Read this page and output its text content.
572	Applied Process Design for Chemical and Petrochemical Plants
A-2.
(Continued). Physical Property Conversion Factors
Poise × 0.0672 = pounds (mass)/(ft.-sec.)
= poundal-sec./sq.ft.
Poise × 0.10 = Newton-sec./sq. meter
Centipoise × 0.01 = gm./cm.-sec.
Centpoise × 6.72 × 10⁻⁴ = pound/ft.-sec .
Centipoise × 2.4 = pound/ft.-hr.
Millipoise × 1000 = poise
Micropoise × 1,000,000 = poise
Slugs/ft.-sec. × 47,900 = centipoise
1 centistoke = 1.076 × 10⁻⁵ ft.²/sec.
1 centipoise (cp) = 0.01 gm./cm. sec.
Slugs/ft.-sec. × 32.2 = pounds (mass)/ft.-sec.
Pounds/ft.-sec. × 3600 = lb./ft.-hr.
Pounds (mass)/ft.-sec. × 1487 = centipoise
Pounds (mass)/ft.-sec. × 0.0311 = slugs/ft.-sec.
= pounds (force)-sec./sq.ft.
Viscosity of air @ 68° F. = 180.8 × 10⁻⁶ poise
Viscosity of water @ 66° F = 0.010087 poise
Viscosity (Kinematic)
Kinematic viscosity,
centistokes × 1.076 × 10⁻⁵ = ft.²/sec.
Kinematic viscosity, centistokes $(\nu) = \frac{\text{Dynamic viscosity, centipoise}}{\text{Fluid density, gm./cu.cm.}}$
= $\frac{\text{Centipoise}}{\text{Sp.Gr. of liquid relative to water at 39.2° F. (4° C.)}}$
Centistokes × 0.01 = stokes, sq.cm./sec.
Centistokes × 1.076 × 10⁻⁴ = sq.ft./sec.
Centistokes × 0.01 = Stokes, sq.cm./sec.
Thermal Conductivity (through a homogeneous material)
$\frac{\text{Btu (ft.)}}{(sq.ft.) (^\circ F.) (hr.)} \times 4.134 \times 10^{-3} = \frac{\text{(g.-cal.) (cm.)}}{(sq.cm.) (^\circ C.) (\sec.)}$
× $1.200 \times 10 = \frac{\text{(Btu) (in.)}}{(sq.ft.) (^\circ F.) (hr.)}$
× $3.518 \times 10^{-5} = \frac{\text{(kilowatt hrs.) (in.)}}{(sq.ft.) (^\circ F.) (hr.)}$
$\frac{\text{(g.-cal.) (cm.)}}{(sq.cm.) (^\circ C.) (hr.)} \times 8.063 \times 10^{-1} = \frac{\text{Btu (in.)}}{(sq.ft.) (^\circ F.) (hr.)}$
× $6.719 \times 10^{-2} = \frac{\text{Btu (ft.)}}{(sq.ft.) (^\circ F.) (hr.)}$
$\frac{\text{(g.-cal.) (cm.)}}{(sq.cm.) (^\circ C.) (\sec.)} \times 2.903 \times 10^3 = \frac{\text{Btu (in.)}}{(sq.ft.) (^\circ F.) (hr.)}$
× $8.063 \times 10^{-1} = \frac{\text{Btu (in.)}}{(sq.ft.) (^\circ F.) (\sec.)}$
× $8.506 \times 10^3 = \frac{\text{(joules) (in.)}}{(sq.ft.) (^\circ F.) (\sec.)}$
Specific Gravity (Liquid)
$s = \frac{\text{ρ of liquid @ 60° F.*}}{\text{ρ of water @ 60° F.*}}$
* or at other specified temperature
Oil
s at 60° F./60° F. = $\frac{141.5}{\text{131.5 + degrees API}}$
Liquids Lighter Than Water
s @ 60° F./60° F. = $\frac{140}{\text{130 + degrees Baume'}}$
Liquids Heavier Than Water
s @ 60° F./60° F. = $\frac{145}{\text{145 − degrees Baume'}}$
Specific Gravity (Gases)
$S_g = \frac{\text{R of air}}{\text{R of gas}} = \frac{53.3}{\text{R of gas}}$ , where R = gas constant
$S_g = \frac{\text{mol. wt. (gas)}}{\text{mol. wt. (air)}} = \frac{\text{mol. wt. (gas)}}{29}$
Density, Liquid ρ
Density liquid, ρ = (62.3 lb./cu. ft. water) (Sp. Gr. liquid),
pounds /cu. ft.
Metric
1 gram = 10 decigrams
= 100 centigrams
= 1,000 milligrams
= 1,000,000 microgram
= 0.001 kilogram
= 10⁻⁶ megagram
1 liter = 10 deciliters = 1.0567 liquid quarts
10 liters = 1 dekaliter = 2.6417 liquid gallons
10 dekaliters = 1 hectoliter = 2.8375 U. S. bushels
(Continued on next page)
+ + + +
Copy all lines in the listing above where the string "degrees" appears.

→ **Response below**
s at 60° F./60° F. = $\frac{141.5}{\text{131.5 + degrees API}}$
s @ 60° F./60° F. = $\frac{140}{\text{130 + degrees Baume'}}$
s @ 60° F./60° F. = $\frac{145}{\text{145 − degrees Baume'}}$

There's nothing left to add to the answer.